Dataset items

####################

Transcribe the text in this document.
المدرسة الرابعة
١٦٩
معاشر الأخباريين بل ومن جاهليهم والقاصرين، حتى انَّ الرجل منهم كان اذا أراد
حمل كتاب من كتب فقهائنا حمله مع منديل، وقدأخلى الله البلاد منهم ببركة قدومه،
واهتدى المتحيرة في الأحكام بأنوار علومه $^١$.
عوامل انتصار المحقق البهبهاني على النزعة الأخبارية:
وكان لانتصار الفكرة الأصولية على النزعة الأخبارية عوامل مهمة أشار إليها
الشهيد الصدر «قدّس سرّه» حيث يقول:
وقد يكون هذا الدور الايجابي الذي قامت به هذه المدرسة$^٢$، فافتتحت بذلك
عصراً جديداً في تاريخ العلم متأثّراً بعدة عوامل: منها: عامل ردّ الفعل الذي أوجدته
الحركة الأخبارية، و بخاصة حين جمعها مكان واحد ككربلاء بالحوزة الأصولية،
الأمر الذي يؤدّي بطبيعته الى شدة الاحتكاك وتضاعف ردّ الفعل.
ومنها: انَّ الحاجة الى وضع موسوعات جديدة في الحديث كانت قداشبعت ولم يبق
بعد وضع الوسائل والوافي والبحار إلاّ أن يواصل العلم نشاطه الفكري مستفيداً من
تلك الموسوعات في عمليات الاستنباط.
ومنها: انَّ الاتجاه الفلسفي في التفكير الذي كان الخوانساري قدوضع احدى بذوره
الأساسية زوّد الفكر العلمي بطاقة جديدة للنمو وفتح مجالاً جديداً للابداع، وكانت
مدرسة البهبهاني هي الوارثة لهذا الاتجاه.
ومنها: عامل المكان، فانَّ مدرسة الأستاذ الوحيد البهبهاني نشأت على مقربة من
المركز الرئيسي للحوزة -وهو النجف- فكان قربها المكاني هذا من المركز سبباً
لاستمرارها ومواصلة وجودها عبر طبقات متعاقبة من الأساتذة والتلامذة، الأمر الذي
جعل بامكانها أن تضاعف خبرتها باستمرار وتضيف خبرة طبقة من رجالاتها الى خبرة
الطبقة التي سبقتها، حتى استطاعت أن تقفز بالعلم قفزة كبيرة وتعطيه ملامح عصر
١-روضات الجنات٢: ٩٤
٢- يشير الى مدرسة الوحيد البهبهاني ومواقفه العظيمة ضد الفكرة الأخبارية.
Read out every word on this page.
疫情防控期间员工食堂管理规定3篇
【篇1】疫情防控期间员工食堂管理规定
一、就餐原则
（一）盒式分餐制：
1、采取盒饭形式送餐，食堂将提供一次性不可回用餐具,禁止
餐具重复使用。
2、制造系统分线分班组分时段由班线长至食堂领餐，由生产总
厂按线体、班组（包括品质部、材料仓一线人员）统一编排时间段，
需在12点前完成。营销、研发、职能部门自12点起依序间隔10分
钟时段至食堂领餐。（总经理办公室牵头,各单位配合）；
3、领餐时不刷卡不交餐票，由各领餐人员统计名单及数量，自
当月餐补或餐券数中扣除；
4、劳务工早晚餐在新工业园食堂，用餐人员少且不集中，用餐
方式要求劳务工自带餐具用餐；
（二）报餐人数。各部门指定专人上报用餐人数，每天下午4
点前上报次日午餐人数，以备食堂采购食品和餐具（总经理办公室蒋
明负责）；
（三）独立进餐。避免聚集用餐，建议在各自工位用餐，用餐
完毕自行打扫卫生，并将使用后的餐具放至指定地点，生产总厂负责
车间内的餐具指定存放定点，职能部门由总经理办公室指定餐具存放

####################

*Directions*
Return all of the above records exactly, leaving no line out.

*Correct result*
Transcribe the text in this document.
المدرسة الرابعة
١٦٩
معاشر الأخباريين بل ومن جاهليهم والقاصرين، حتى انَّ الرجل منهم كان اذا أراد
حمل كتاب من كتب فقهائنا حمله مع منديل، وقدأخلى الله البلاد منهم ببركة قدومه،
واهتدى المتحيرة في الأحكام بأنوار علومه $^١$.
عوامل انتصار المحقق البهبهاني على النزعة الأخبارية:
وكان لانتصار الفكرة الأصولية على النزعة الأخبارية عوامل مهمة أشار إليها
الشهيد الصدر «قدّس سرّه» حيث يقول:
وقد يكون هذا الدور الايجابي الذي قامت به هذه المدرسة$^٢$، فافتتحت بذلك
عصراً جديداً في تاريخ العلم متأثّراً بعدة عوامل: منها: عامل ردّ الفعل الذي أوجدته
الحركة الأخبارية، و بخاصة حين جمعها مكان واحد ككربلاء بالحوزة الأصولية،
الأمر الذي يؤدّي بطبيعته الى شدة الاحتكاك وتضاعف ردّ الفعل.
ومنها: انَّ الحاجة الى وضع موسوعات جديدة في الحديث كانت قداشبعت ولم يبق
بعد وضع الوسائل والوافي والبحار إلاّ أن يواصل العلم نشاطه الفكري مستفيداً من
تلك الموسوعات في عمليات الاستنباط.
ومنها: انَّ الاتجاه الفلسفي في التفكير الذي كان الخوانساري قدوضع احدى بذوره
الأساسية زوّد الفكر العلمي بطاقة جديدة للنمو وفتح مجالاً جديداً للابداع، وكانت
مدرسة البهبهاني هي الوارثة لهذا الاتجاه.
ومنها: عامل المكان، فانَّ مدرسة الأستاذ الوحيد البهبهاني نشأت على مقربة من
المركز الرئيسي للحوزة -وهو النجف- فكان قربها المكاني هذا من المركز سبباً
لاستمرارها ومواصلة وجودها عبر طبقات متعاقبة من الأساتذة والتلامذة، الأمر الذي
جعل بامكانها أن تضاعف خبرتها باستمرار وتضيف خبرة طبقة من رجالاتها الى خبرة
الطبقة التي سبقتها، حتى استطاعت أن تقفز بالعلم قفزة كبيرة وتعطيه ملامح عصر
١-روضات الجنات٢: ٩٤
٢- يشير الى مدرسة الوحيد البهبهاني ومواقفه العظيمة ضد الفكرة الأخبارية.
Read out every word on this page.
疫情防控期间员工食堂管理规定3篇
【篇1】疫情防控期间员工食堂管理规定
一、就餐原则
（一）盒式分餐制：
1、采取盒饭形式送餐，食堂将提供一次性不可回用餐具,禁止
餐具重复使用。
2、制造系统分线分班组分时段由班线长至食堂领餐，由生产总
厂按线体、班组（包括品质部、材料仓一线人员）统一编排时间段，
需在12点前完成。营销、研发、职能部门自12点起依序间隔10分
钟时段至食堂领餐。（总经理办公室牵头,各单位配合）；
3、领餐时不刷卡不交餐票，由各领餐人员统计名单及数量，自
当月餐补或餐券数中扣除；
4、劳务工早晚餐在新工业园食堂，用餐人员少且不集中，用餐
方式要求劳务工自带餐具用餐；
（二）报餐人数。各部门指定专人上报用餐人数，每天下午4
点前上报次日午餐人数，以备食堂采购食品和餐具（总经理办公室蒋
明负责）；
（三）独立进餐。避免聚集用餐，建议在各自工位用餐，用餐
完毕自行打扫卫生，并将使用后的餐具放至指定地点，生产总厂负责
车间内的餐具指定存放定点，职能部门由总经理办公室指定餐具存放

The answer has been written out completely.